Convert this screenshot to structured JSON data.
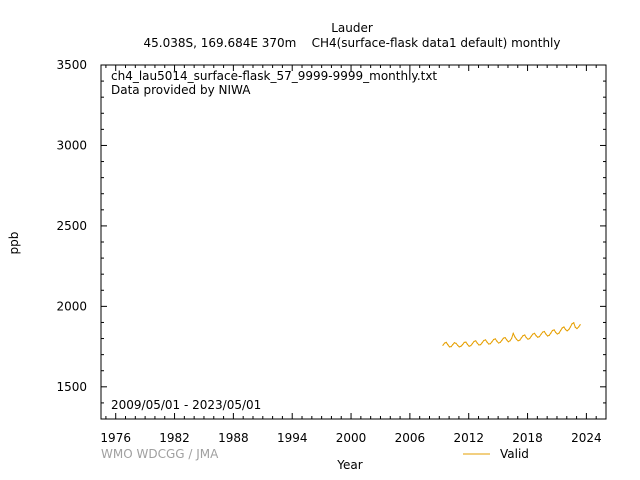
{
  "chart_data": {
    "type": "line",
    "title": "Lauder",
    "subtitle": "45.038S, 169.684E 370m    CH4(surface-flask data1 default) monthly",
    "file_label": "ch4_lau5014_surface-flask_57_9999-9999_monthly.txt",
    "provider": "Data provided by NIWA",
    "date_range": "2009/05/01 - 2023/05/01",
    "credit": "WMO WDCGG / JMA",
    "xlabel": "Year",
    "ylabel": "ppb",
    "xlim": [
      1974.5,
      2026.0
    ],
    "ylim": [
      1300,
      3500
    ],
    "xticks": [
      1976,
      1982,
      1988,
      1994,
      2000,
      2006,
      2012,
      2018,
      2024
    ],
    "yticks": [
      1500,
      2000,
      2500,
      3000,
      3500
    ],
    "grid": false,
    "legend_position": "bottom-right",
    "series": [
      {
        "name": "Valid",
        "color": "#e69f00",
        "x": [
          2009.37,
          2009.54,
          2009.71,
          2009.87,
          2010.04,
          2010.21,
          2010.37,
          2010.54,
          2010.71,
          2010.87,
          2011.04,
          2011.21,
          2011.37,
          2011.54,
          2011.71,
          2011.87,
          2012.04,
          2012.21,
          2012.37,
          2012.54,
          2012.71,
          2012.87,
          2013.04,
          2013.21,
          2013.37,
          2013.54,
          2013.71,
          2013.87,
          2014.04,
          2014.21,
          2014.37,
          2014.54,
          2014.71,
          2014.87,
          2015.04,
          2015.21,
          2015.37,
          2015.54,
          2015.71,
          2015.87,
          2016.04,
          2016.21,
          2016.37,
          2016.54,
          2016.71,
          2016.87,
          2017.04,
          2017.21,
          2017.37,
          2017.54,
          2017.71,
          2017.87,
          2018.04,
          2018.21,
          2018.37,
          2018.54,
          2018.71,
          2018.87,
          2019.04,
          2019.21,
          2019.37,
          2019.54,
          2019.71,
          2019.87,
          2020.04,
          2020.21,
          2020.37,
          2020.54,
          2020.71,
          2020.87,
          2021.04,
          2021.21,
          2021.37,
          2021.54,
          2021.71,
          2021.87,
          2022.04,
          2022.21,
          2022.37,
          2022.54,
          2022.71,
          2022.87,
          2023.04,
          2023.21,
          2023.37
        ],
        "values": [
          1758,
          1772,
          1776,
          1762,
          1748,
          1750,
          1762,
          1774,
          1770,
          1758,
          1748,
          1752,
          1762,
          1776,
          1778,
          1764,
          1752,
          1756,
          1768,
          1782,
          1786,
          1772,
          1760,
          1762,
          1774,
          1788,
          1792,
          1778,
          1766,
          1768,
          1780,
          1794,
          1798,
          1784,
          1772,
          1776,
          1788,
          1802,
          1806,
          1792,
          1780,
          1786,
          1800,
          1832,
          1810,
          1796,
          1786,
          1790,
          1804,
          1818,
          1822,
          1806,
          1796,
          1800,
          1814,
          1828,
          1832,
          1818,
          1808,
          1812,
          1826,
          1840,
          1844,
          1828,
          1816,
          1820,
          1834,
          1850,
          1854,
          1838,
          1828,
          1834,
          1850,
          1866,
          1872,
          1856,
          1848,
          1856,
          1872,
          1892,
          1898,
          1870,
          1862,
          1872,
          1886
        ]
      }
    ]
  }
}
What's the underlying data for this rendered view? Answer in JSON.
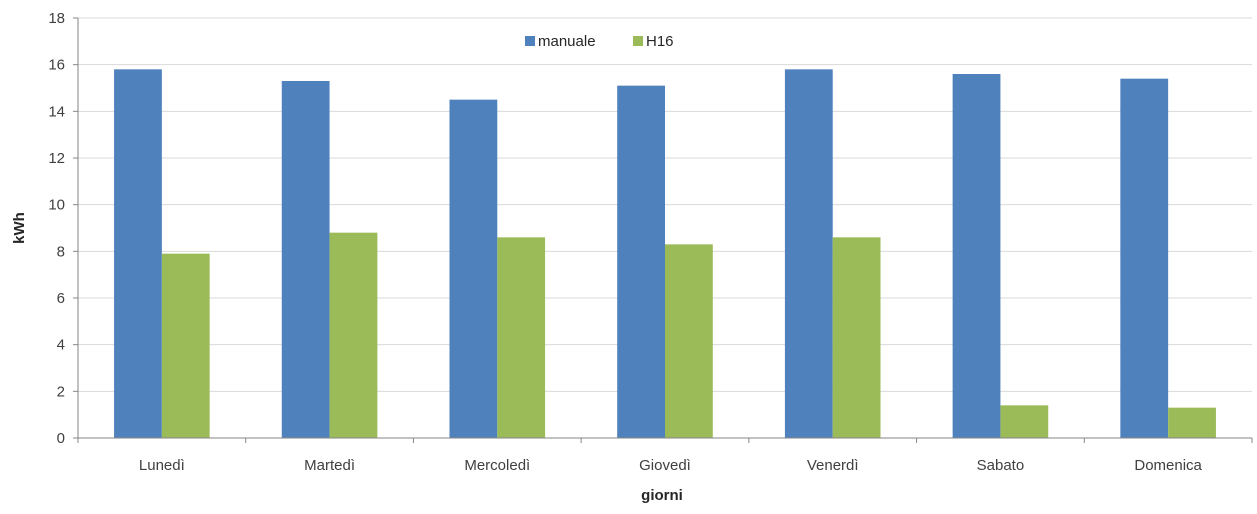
{
  "chart_data": {
    "type": "bar",
    "title": "",
    "xlabel": "giorni",
    "ylabel": "kWh",
    "ylim": [
      0,
      18
    ],
    "yticks": [
      0,
      2,
      4,
      6,
      8,
      10,
      12,
      14,
      16,
      18
    ],
    "grid": true,
    "legend_position": "top-center",
    "categories": [
      "Lunedì",
      "Martedì",
      "Mercoledì",
      "Giovedì",
      "Venerdì",
      "Sabato",
      "Domenica"
    ],
    "series": [
      {
        "name": "manuale",
        "color": "#4f81bd",
        "values": [
          15.8,
          15.3,
          14.5,
          15.1,
          15.8,
          15.6,
          15.4
        ]
      },
      {
        "name": "H16",
        "color": "#9bbb59",
        "values": [
          7.9,
          8.8,
          8.6,
          8.3,
          8.6,
          1.4,
          1.3
        ]
      }
    ]
  }
}
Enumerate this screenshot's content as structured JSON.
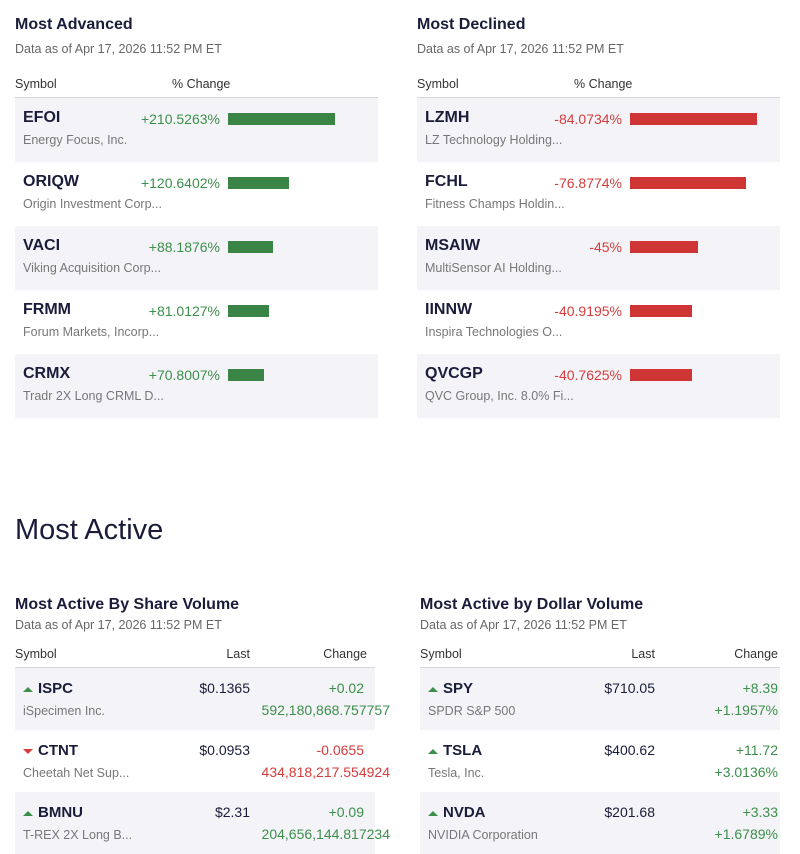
{
  "advanced": {
    "title": "Most Advanced",
    "as_of": "Data as of Apr 17, 2026 11:52 PM ET",
    "col_symbol": "Symbol",
    "col_change": "% Change",
    "color": "#3a8545",
    "rows": [
      {
        "symbol": "EFOI",
        "name": "Energy Focus, Inc.",
        "change": "+210.5263%",
        "value": 210.5263
      },
      {
        "symbol": "ORIQW",
        "name": "Origin Investment Corp...",
        "change": "+120.6402%",
        "value": 120.6402
      },
      {
        "symbol": "VACI",
        "name": "Viking Acquisition Corp...",
        "change": "+88.1876%",
        "value": 88.1876
      },
      {
        "symbol": "FRMM",
        "name": "Forum Markets, Incorp...",
        "change": "+81.0127%",
        "value": 81.0127
      },
      {
        "symbol": "CRMX",
        "name": "Tradr 2X Long CRML D...",
        "change": "+70.8007%",
        "value": 70.8007
      }
    ]
  },
  "declined": {
    "title": "Most Declined",
    "as_of": "Data as of Apr 17, 2026 11:52 PM ET",
    "col_symbol": "Symbol",
    "col_change": "% Change",
    "color": "#d03535",
    "rows": [
      {
        "symbol": "LZMH",
        "name": "LZ Technology Holding...",
        "change": "-84.0734%",
        "value": 84.0734
      },
      {
        "symbol": "FCHL",
        "name": "Fitness Champs Holdin...",
        "change": "-76.8774%",
        "value": 76.8774
      },
      {
        "symbol": "MSAIW",
        "name": "MultiSensor AI Holding...",
        "change": "-45%",
        "value": 45
      },
      {
        "symbol": "IINNW",
        "name": "Inspira Technologies O...",
        "change": "-40.9195%",
        "value": 40.9195
      },
      {
        "symbol": "QVCGP",
        "name": "QVC Group, Inc. 8.0% Fi...",
        "change": "-40.7625%",
        "value": 40.7625
      }
    ]
  },
  "most_active_title": "Most Active",
  "share_volume": {
    "title": "Most Active By Share Volume",
    "as_of": "Data as of Apr 17, 2026 11:52 PM ET",
    "col_symbol": "Symbol",
    "col_last": "Last",
    "col_change": "Change",
    "rows": [
      {
        "symbol": "ISPC",
        "name": "iSpecimen Inc.",
        "last": "$0.1365",
        "change": "+0.02",
        "extra": "592,180,868.757757",
        "dir": "up"
      },
      {
        "symbol": "CTNT",
        "name": "Cheetah Net Sup...",
        "last": "$0.0953",
        "change": "-0.0655",
        "extra": "434,818,217.554924",
        "dir": "down"
      },
      {
        "symbol": "BMNU",
        "name": "T-REX 2X Long B...",
        "last": "$2.31",
        "change": "+0.09",
        "extra": "204,656,144.817234",
        "dir": "up"
      }
    ]
  },
  "dollar_volume": {
    "title": "Most Active by Dollar Volume",
    "as_of": "Data as of Apr 17, 2026 11:52 PM ET",
    "col_symbol": "Symbol",
    "col_last": "Last",
    "col_change": "Change",
    "rows": [
      {
        "symbol": "SPY",
        "name": "SPDR S&P 500",
        "last": "$710.05",
        "change": "+8.39",
        "extra": "+1.1957%",
        "dir": "up"
      },
      {
        "symbol": "TSLA",
        "name": "Tesla, Inc.",
        "last": "$400.62",
        "change": "+11.72",
        "extra": "+3.0136%",
        "dir": "up"
      },
      {
        "symbol": "NVDA",
        "name": "NVIDIA Corporation",
        "last": "$201.68",
        "change": "+3.33",
        "extra": "+1.6789%",
        "dir": "up"
      }
    ]
  }
}
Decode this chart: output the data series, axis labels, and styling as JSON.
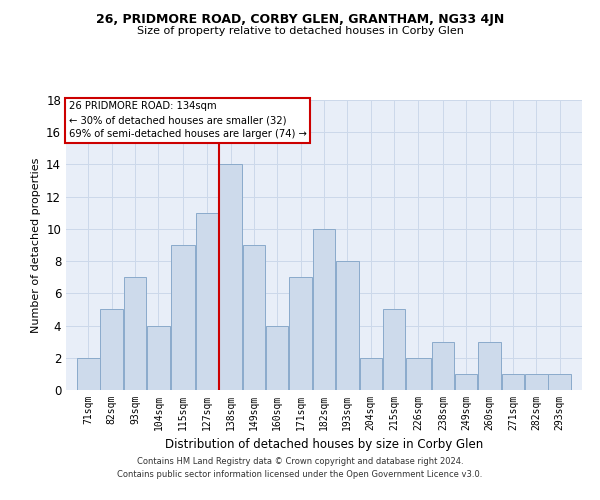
{
  "title": "26, PRIDMORE ROAD, CORBY GLEN, GRANTHAM, NG33 4JN",
  "subtitle": "Size of property relative to detached houses in Corby Glen",
  "xlabel": "Distribution of detached houses by size in Corby Glen",
  "ylabel": "Number of detached properties",
  "bar_labels": [
    "71sqm",
    "82sqm",
    "93sqm",
    "104sqm",
    "115sqm",
    "127sqm",
    "138sqm",
    "149sqm",
    "160sqm",
    "171sqm",
    "182sqm",
    "193sqm",
    "204sqm",
    "215sqm",
    "226sqm",
    "238sqm",
    "249sqm",
    "260sqm",
    "271sqm",
    "282sqm",
    "293sqm"
  ],
  "bar_values": [
    2,
    5,
    7,
    4,
    9,
    11,
    14,
    9,
    4,
    7,
    10,
    8,
    2,
    5,
    2,
    3,
    1,
    3,
    1,
    1,
    1
  ],
  "bar_color": "#cddaeb",
  "bar_edgecolor": "#8aaacb",
  "bin_edges": [
    71,
    82,
    93,
    104,
    115,
    127,
    138,
    149,
    160,
    171,
    182,
    193,
    204,
    215,
    226,
    238,
    249,
    260,
    271,
    282,
    293,
    304
  ],
  "annotation_text": "26 PRIDMORE ROAD: 134sqm\n← 30% of detached houses are smaller (32)\n69% of semi-detached houses are larger (74) →",
  "annotation_box_color": "#ffffff",
  "annotation_box_edgecolor": "#cc0000",
  "vline_color": "#cc0000",
  "ylim": [
    0,
    18
  ],
  "yticks": [
    0,
    2,
    4,
    6,
    8,
    10,
    12,
    14,
    16,
    18
  ],
  "grid_color": "#ccd8ea",
  "background_color": "#e8eef8",
  "footer": "Contains HM Land Registry data © Crown copyright and database right 2024.\nContains public sector information licensed under the Open Government Licence v3.0."
}
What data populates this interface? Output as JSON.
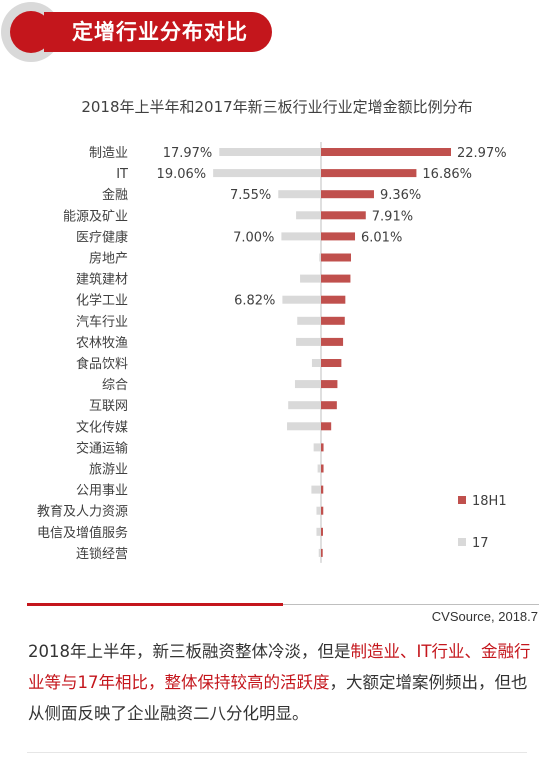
{
  "header": {
    "title": "定增行业分布对比"
  },
  "chart_data": {
    "type": "bar",
    "title": "2018年上半年和2017年新三板行业行业定增金额比例分布",
    "categories": [
      "制造业",
      "IT",
      "金融",
      "能源及矿业",
      "医疗健康",
      "房地产",
      "建筑建材",
      "化学工业",
      "汽车行业",
      "农林牧渔",
      "食品饮料",
      "综合",
      "互联网",
      "文化传媒",
      "交通运输",
      "旅游业",
      "公用事业",
      "教育及人力资源",
      "电信及增值服务",
      "连锁经营"
    ],
    "series": [
      {
        "name": "18H1",
        "color": "#c0504d",
        "values": [
          22.97,
          16.86,
          9.36,
          7.91,
          6.01,
          5.3,
          5.2,
          4.3,
          4.2,
          3.9,
          3.6,
          2.9,
          2.8,
          1.8,
          0.45,
          0.45,
          0.4,
          0.4,
          0.35,
          0.3
        ],
        "labels": [
          "22.97%",
          "16.86%",
          "9.36%",
          "7.91%",
          "6.01%",
          "",
          "",
          "",
          "",
          "",
          "",
          "",
          "",
          "",
          "",
          "",
          "",
          "",
          "",
          ""
        ]
      },
      {
        "name": "17",
        "color": "#d9d9d9",
        "values": [
          17.97,
          19.06,
          7.55,
          4.4,
          7.0,
          0.3,
          3.7,
          6.82,
          4.2,
          4.4,
          1.6,
          4.6,
          5.8,
          6.0,
          1.3,
          0.6,
          1.7,
          0.8,
          0.8,
          0.4
        ],
        "labels": [
          "17.97%",
          "19.06%",
          "7.55%",
          "",
          "7.00%",
          "",
          "",
          "6.82%",
          "",
          "",
          "",
          "",
          "",
          "",
          "",
          "",
          "",
          "",
          "",
          ""
        ]
      }
    ],
    "legend": "bottom-right"
  },
  "source": "CVSource, 2018.7",
  "summary": {
    "p1": "2018年上半年，新三板融资整体冷淡，但是",
    "h1": "制造业、IT行业、金融行业等与17年相比，整体保持较高的活跃度",
    "p2": "，大额定增案例频出，但也从侧面反映了企业融资二八分化明显。"
  }
}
--------------------
Give only the number of lines that include the word "houses".

Task answer
3